• Exercise objective
Render the listing from its start through the line containing "left-divider [65,614,359,618]", both ends included, as a JSON list of strings with one string per line and blank lines omitted.

Start of The data

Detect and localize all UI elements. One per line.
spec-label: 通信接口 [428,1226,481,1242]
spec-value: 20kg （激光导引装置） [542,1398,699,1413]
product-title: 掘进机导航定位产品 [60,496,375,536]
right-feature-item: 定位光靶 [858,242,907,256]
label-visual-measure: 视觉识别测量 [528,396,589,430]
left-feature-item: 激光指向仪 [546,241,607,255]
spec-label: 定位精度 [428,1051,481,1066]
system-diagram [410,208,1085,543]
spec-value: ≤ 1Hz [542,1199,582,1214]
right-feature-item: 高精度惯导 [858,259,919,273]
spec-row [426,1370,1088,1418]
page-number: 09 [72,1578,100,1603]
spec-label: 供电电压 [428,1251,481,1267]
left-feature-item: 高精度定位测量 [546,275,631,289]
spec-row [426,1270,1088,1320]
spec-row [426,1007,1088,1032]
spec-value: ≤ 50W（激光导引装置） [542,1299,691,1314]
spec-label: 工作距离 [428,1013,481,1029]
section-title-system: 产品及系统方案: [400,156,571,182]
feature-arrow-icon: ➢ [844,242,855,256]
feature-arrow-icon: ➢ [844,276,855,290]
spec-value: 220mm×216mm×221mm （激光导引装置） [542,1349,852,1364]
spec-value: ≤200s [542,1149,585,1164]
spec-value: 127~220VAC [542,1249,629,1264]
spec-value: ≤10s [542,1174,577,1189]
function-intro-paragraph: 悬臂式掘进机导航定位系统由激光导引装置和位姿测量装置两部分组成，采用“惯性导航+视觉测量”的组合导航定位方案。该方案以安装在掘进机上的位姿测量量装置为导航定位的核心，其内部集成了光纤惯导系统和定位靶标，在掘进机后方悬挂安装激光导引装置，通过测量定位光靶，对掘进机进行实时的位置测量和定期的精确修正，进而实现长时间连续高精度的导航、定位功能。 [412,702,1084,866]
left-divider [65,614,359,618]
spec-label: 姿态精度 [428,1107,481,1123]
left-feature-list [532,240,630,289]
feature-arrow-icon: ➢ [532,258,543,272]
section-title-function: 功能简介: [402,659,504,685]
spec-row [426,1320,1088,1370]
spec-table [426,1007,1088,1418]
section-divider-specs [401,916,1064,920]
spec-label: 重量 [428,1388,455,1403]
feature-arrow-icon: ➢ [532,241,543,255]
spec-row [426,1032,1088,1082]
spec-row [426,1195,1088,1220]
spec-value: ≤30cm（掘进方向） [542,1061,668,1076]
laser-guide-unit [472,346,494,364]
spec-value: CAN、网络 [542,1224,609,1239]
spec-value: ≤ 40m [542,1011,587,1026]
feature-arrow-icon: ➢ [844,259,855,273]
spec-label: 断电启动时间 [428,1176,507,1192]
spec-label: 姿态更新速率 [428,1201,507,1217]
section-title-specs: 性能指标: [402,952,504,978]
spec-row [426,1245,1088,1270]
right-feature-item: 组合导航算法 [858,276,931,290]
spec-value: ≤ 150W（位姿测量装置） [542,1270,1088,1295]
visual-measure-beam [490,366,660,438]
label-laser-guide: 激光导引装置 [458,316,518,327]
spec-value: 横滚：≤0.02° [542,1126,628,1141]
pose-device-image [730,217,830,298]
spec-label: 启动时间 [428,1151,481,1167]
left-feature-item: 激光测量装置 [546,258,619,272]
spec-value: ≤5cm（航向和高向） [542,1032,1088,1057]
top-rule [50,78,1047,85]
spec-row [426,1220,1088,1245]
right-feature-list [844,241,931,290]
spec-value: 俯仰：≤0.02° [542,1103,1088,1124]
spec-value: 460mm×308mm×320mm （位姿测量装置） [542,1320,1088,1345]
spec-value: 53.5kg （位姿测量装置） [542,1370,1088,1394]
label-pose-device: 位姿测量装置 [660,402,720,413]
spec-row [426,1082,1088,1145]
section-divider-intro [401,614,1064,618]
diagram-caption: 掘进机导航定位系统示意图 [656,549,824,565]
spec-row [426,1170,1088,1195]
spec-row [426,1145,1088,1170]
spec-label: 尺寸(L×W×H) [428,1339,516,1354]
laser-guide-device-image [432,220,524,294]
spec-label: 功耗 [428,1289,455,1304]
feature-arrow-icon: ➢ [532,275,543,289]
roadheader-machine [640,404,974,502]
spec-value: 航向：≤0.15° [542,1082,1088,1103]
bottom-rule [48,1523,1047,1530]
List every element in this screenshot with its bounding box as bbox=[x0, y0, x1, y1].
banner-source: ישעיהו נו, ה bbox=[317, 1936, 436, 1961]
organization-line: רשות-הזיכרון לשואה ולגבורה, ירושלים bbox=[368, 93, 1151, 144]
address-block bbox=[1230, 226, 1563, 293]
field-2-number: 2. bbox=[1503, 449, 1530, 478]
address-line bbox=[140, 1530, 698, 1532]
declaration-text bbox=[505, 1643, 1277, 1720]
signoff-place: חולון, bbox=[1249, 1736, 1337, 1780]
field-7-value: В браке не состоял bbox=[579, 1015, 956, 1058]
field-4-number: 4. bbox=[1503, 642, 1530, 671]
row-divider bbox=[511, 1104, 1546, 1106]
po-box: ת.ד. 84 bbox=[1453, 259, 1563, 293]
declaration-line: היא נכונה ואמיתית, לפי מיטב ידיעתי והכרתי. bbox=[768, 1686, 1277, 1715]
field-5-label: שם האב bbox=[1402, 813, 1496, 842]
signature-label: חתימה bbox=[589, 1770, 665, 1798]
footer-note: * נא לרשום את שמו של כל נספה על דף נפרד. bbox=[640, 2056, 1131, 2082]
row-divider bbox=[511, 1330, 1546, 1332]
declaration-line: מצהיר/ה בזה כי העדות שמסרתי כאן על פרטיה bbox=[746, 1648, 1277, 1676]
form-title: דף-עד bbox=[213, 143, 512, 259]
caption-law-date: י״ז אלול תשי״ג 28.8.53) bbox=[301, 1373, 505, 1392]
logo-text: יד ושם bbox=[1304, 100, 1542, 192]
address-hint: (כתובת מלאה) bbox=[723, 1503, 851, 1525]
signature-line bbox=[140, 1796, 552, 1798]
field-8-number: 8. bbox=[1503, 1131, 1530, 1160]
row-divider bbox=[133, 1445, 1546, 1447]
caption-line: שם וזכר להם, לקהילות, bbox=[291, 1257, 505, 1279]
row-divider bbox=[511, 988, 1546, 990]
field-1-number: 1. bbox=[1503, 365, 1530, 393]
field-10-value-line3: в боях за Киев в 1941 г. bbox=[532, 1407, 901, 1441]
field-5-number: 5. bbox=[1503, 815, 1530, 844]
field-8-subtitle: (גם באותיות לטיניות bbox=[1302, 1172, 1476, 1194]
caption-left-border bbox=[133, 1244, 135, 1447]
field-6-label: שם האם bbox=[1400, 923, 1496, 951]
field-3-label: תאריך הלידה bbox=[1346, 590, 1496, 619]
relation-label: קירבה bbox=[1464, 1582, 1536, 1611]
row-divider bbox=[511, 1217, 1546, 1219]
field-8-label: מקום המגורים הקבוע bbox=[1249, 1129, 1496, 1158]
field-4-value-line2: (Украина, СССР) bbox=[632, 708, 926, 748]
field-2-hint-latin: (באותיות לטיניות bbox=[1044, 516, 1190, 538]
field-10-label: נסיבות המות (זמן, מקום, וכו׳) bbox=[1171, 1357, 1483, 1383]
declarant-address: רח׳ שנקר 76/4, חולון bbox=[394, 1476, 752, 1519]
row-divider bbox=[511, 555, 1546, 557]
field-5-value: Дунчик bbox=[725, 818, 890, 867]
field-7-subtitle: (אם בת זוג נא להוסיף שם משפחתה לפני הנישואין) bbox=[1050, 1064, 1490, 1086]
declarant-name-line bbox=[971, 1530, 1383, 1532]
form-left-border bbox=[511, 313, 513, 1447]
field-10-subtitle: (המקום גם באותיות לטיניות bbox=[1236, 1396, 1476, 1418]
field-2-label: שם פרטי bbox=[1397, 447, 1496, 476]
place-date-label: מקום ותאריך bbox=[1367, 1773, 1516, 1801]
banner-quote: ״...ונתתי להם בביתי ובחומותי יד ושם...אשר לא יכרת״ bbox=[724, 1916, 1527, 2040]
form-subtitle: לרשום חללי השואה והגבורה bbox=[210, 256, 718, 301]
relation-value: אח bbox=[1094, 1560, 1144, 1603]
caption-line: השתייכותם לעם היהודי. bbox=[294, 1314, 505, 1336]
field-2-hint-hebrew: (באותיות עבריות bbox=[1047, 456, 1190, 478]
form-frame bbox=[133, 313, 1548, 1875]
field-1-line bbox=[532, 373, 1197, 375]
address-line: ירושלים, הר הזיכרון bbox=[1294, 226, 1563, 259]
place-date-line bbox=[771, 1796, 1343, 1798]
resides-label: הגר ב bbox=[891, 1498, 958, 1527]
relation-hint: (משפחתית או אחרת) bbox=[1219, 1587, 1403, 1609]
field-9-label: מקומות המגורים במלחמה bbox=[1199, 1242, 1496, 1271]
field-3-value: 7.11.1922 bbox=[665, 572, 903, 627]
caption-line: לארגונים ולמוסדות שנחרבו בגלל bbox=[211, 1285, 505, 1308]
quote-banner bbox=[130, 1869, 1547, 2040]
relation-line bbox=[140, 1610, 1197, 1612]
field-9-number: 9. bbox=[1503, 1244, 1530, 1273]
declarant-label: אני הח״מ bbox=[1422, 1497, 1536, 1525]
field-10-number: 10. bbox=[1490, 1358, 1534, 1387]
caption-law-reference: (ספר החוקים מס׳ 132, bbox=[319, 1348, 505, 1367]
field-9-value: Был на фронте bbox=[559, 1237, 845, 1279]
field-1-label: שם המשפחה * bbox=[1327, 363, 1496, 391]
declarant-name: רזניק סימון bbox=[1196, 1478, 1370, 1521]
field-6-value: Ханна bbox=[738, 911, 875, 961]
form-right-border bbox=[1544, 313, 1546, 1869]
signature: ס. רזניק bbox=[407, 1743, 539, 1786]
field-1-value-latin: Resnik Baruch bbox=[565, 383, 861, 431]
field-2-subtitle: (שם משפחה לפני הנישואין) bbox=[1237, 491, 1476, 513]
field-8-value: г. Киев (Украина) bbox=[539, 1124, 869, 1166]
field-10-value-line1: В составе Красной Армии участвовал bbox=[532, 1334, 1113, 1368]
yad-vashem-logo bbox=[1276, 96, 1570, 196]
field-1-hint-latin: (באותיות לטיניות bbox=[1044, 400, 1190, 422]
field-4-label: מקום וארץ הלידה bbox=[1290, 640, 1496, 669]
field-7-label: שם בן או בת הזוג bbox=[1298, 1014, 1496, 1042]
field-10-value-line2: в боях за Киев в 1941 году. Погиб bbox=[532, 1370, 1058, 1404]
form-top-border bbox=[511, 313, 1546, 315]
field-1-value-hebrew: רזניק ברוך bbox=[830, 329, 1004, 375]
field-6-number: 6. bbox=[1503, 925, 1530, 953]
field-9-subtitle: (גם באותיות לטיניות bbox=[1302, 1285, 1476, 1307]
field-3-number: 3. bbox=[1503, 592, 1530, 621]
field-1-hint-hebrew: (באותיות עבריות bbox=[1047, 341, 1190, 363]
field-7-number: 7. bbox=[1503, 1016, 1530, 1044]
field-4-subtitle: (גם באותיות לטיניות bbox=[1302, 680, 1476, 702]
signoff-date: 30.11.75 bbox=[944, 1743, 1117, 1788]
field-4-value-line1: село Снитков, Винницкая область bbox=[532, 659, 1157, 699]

End of The data

• Expected answer
[
  "Detect and localize all UI elements. One per line.",
  "spec-label: 通信接口 [428,1226,481,1242]",
  "spec-value: 20kg （激光导引装置） [542,1398,699,1413]",
  "product-title: 掘进机导航定位产品 [60,496,375,536]",
  "right-feature-item: 定位光靶 [858,242,907,256]",
  "label-visual-measure: 视觉识别测量 [528,396,589,430]",
  "left-feature-item: 激光指向仪 [546,241,607,255]",
  "spec-label: 定位精度 [428,1051,481,1066]",
  "system-diagram [410,208,1085,543]",
  "spec-value: ≤ 1Hz [542,1199,582,1214]",
  "right-feature-item: 高精度惯导 [858,259,919,273]",
  "spec-row [426,1370,1088,1418]",
  "page-number: 09 [72,1578,100,1603]",
  "spec-label: 供电电压 [428,1251,481,1267]",
  "left-feature-item: 高精度定位测量 [546,275,631,289]",
  "spec-row [426,1270,1088,1320]",
  "spec-row [426,1007,1088,1032]",
  "spec-value: ≤ 50W（激光导引装置） [542,1299,691,1314]",
  "spec-label: 工作距离 [428,1013,481,1029]",
  "section-title-system: 产品及系统方案: [400,156,571,182]",
  "feature-arrow-icon: ➢ [844,242,855,256]",
  "feature-arrow-icon: ➢ [844,276,855,290]",
  "spec-value: 220mm×216mm×221mm （激光导引装置） [542,1349,852,1364]",
  "spec-value: ≤200s [542,1149,585,1164]",
  "spec-value: 127~220VAC [542,1249,629,1264]",
  "spec-value: ≤10s [542,1174,577,1189]",
  "function-intro-paragraph: 悬臂式掘进机导航定位系统由激光导引装置和位姿测量装置两部分组成，采用“惯性导航+视觉测量”的组合导航定位方案。该方案以安装在掘进机上的位姿测量量装置为导航定位的核心，其内部集成了光纤惯导系统和定位靶标，在掘进机后方悬挂安装激光导引装置，通过测量定位光靶，对掘进机进行实时的位置测量和定期的精确修正，进而实现长时间连续高精度的导航、定位功能。 [412,702,1084,866]",
  "left-divider [65,614,359,618]"
]